INSTRUCTION => The records below are to be quoted in full; please keep every word exact.

****************************************

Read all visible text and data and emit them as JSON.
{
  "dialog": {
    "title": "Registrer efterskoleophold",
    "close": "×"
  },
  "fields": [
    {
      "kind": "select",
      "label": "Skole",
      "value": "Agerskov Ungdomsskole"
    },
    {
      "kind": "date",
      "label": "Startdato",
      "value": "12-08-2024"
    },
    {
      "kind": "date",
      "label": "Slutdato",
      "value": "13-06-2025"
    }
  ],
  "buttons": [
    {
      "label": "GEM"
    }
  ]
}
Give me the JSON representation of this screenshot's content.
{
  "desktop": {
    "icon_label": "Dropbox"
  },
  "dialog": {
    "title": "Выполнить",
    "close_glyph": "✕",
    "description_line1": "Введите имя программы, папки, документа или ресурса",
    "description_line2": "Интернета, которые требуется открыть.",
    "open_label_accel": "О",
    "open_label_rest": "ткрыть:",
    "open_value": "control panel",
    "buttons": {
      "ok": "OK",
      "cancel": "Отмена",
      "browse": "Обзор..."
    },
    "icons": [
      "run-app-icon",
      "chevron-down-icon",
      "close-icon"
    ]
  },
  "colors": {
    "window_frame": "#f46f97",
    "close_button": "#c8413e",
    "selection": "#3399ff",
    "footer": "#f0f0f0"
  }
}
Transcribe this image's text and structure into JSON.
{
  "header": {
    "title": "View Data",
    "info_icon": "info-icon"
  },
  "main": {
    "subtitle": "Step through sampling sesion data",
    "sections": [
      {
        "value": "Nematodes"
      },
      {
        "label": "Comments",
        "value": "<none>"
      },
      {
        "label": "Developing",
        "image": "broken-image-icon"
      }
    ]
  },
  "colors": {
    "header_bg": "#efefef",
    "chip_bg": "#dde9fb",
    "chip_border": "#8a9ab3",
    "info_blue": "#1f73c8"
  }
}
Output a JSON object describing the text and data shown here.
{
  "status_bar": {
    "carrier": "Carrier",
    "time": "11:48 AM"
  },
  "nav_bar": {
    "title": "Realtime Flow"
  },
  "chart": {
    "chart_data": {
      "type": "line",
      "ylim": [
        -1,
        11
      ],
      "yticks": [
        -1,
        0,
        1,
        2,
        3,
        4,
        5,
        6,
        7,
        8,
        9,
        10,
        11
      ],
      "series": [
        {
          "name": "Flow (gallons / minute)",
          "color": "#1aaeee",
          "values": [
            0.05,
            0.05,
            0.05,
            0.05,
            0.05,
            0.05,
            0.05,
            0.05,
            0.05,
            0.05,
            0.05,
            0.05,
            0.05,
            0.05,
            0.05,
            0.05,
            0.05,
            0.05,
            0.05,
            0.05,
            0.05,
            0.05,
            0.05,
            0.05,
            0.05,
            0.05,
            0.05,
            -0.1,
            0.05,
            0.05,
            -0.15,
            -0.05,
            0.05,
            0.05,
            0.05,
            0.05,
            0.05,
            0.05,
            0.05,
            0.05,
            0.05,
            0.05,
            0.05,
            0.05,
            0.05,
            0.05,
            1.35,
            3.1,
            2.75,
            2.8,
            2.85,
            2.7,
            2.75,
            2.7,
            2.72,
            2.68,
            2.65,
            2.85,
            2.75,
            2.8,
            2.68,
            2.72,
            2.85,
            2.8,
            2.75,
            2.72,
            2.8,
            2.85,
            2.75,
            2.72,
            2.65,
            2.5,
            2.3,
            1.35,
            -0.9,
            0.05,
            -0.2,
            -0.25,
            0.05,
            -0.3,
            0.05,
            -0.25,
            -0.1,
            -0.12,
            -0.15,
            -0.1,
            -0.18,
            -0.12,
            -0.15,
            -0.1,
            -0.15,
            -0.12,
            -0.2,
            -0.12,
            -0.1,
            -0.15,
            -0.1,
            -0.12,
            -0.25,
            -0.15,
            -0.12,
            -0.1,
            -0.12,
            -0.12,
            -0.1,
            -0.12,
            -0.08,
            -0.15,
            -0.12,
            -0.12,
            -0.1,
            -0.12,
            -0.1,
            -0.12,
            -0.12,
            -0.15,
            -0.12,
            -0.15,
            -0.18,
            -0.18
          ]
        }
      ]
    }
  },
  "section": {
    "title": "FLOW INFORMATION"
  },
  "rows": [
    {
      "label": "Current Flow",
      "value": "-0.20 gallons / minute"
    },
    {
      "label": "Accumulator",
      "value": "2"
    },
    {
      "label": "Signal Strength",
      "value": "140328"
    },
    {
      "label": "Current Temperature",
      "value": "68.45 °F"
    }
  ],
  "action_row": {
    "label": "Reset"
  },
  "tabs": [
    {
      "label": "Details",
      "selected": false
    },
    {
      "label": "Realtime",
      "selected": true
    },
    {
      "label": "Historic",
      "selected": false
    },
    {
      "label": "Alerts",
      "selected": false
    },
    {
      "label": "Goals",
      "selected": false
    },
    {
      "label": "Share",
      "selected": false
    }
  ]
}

****************************************

EXERCISE ANSWER =>
Read all visible text and data and emit them as JSON.
{
  "dialog": {
    "title": "Registrer efterskoleophold",
    "close": "×"
  },
  "fields": [
    {
      "kind": "select",
      "label": "Skole",
      "value": "Agerskov Ungdomsskole"
    },
    {
      "kind": "date",
      "label": "Startdato",
      "value": "12-08-2024"
    },
    {
      "kind": "date",
      "label": "Slutdato",
      "value": "13-06-2025"
    }
  ],
  "buttons": [
    {
      "label": "GEM"
    }
  ]
}
Give me the JSON representation of this screenshot's content.
{
  "desktop": {
    "icon_label": "Dropbox"
  },
  "dialog": {
    "title": "Выполнить",
    "close_glyph": "✕",
    "description_line1": "Введите имя программы, папки, документа или ресурса",
    "description_line2": "Интернета, которые требуется открыть.",
    "open_label_accel": "О",
    "open_label_rest": "ткрыть:",
    "open_value": "control panel",
    "buttons": {
      "ok": "OK",
      "cancel": "Отмена",
      "browse": "Обзор..."
    },
    "icons": [
      "run-app-icon",
      "chevron-down-icon",
      "close-icon"
    ]
  },
  "colors": {
    "window_frame": "#f46f97",
    "close_button": "#c8413e",
    "selection": "#3399ff",
    "footer": "#f0f0f0"
  }
}
Transcribe this image's text and structure into JSON.
{
  "header": {
    "title": "View Data",
    "info_icon": "info-icon"
  },
  "main": {
    "subtitle": "Step through sampling sesion data",
    "sections": [
      {
        "value": "Nematodes"
      },
      {
        "label": "Comments",
        "value": "<none>"
      },
      {
        "label": "Developing",
        "image": "broken-image-icon"
      }
    ]
  },
  "colors": {
    "header_bg": "#efefef",
    "chip_bg": "#dde9fb",
    "chip_border": "#8a9ab3",
    "info_blue": "#1f73c8"
  }
}
Output a JSON object describing the text and data shown here.
{
  "status_bar": {
    "carrier": "Carrier",
    "time": "11:48 AM"
  },
  "nav_bar": {
    "title": "Realtime Flow"
  },
  "chart": {
    "chart_data": {
      "type": "line",
      "ylim": [
        -1,
        11
      ],
      "yticks": [
        -1,
        0,
        1,
        2,
        3,
        4,
        5,
        6,
        7,
        8,
        9,
        10,
        11
      ],
      "series": [
        {
          "name": "Flow (gallons / minute)",
          "color": "#1aaeee",
          "values": [
            0.05,
            0.05,
            0.05,
            0.05,
            0.05,
            0.05,
            0.05,
            0.05,
            0.05,
            0.05,
            0.05,
            0.05,
            0.05,
            0.05,
            0.05,
            0.05,
            0.05,
            0.05,
            0.05,
            0.05,
            0.05,
            0.05,
            0.05,
            0.05,
            0.05,
            0.05,
            0.05,
            -0.1,
            0.05,
            0.05,
            -0.15,
            -0.05,
            0.05,
            0.05,
            0.05,
            0.05,
            0.05,
            0.05,
            0.05,
            0.05,
            0.05,
            0.05,
            0.05,
            0.05,
            0.05,
            0.05,
            1.35,
            3.1,
            2.75,
            2.8,
            2.85,
            2.7,
            2.75,
            2.7,
            2.72,
            2.68,
            2.65,
            2.85,
            2.75,
            2.8,
            2.68,
            2.72,
            2.85,
            2.8,
            2.75,
            2.72,
            2.8,
            2.85,
            2.75,
            2.72,
            2.65,
            2.5,
            2.3,
            1.35,
            -0.9,
            0.05,
            -0.2,
            -0.25,
            0.05,
            -0.3,
            0.05,
            -0.25,
            -0.1,
            -0.12,
            -0.15,
            -0.1,
            -0.18,
            -0.12,
            -0.15,
            -0.1,
            -0.15,
            -0.12,
            -0.2,
            -0.12,
            -0.1,
            -0.15,
            -0.1,
            -0.12,
            -0.25,
            -0.15,
            -0.12,
            -0.1,
            -0.12,
            -0.12,
            -0.1,
            -0.12,
            -0.08,
            -0.15,
            -0.12,
            -0.12,
            -0.1,
            -0.12,
            -0.1,
            -0.12,
            -0.12,
            -0.15,
            -0.12,
            -0.15,
            -0.18,
            -0.18
          ]
        }
      ]
    }
  },
  "section": {
    "title": "FLOW INFORMATION"
  },
  "rows": [
    {
      "label": "Current Flow",
      "value": "-0.20 gallons / minute"
    },
    {
      "label": "Accumulator",
      "value": "2"
    },
    {
      "label": "Signal Strength",
      "value": "140328"
    },
    {
      "label": "Current Temperature",
      "value": "68.45 °F"
    }
  ],
  "action_row": {
    "label": "Reset"
  },
  "tabs": [
    {
      "label": "Details",
      "selected": false
    },
    {
      "label": "Realtime",
      "selected": true
    },
    {
      "label": "Historic",
      "selected": false
    },
    {
      "label": "Alerts",
      "selected": false
    },
    {
      "label": "Goals",
      "selected": false
    },
    {
      "label": "Share",
      "selected": false
    }
  ]
}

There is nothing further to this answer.